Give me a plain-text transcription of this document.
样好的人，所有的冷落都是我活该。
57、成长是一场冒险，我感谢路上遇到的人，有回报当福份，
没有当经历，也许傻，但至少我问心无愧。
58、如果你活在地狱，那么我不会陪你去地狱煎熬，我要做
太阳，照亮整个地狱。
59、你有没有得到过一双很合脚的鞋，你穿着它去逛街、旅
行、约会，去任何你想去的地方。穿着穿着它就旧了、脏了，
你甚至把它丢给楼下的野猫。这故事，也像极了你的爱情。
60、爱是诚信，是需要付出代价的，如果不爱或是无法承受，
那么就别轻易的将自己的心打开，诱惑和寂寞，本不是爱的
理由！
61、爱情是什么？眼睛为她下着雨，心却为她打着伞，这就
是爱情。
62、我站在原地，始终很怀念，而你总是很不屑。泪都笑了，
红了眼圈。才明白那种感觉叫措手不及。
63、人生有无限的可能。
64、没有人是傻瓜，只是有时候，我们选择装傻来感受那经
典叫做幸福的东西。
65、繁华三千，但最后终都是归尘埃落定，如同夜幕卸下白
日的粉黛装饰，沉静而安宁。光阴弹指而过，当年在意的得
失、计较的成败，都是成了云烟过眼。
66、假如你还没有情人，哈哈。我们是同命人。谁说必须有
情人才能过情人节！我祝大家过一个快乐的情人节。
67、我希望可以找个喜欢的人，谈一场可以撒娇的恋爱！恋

________

_What the exercise asks_
Go through the listing above and restate it word for word.

_The response_
Give me a plain-text transcription of this document.
样好的人，所有的冷落都是我活该。
57、成长是一场冒险，我感谢路上遇到的人，有回报当福份，
没有当经历，也许傻，但至少我问心无愧。
58、如果你活在地狱，那么我不会陪你去地狱煎熬，我要做
太阳，照亮整个地狱。
59、你有没有得到过一双很合脚的鞋，你穿着它去逛街、旅
行、约会，去任何你想去的地方。穿着穿着它就旧了、脏了，
你甚至把它丢给楼下的野猫。这故事，也像极了你的爱情。
60、爱是诚信，是需要付出代价的，如果不爱或是无法承受，
那么就别轻易的将自己的心打开，诱惑和寂寞，本不是爱的
理由！
61、爱情是什么？眼睛为她下着雨，心却为她打着伞，这就
是爱情。
62、我站在原地，始终很怀念，而你总是很不屑。泪都笑了，
红了眼圈。才明白那种感觉叫措手不及。
63、人生有无限的可能。
64、没有人是傻瓜，只是有时候，我们选择装傻来感受那经
典叫做幸福的东西。
65、繁华三千，但最后终都是归尘埃落定，如同夜幕卸下白
日的粉黛装饰，沉静而安宁。光阴弹指而过，当年在意的得
失、计较的成败，都是成了云烟过眼。
66、假如你还没有情人，哈哈。我们是同命人。谁说必须有
情人才能过情人节！我祝大家过一个快乐的情人节。
67、我希望可以找个喜欢的人，谈一场可以撒娇的恋爱！恋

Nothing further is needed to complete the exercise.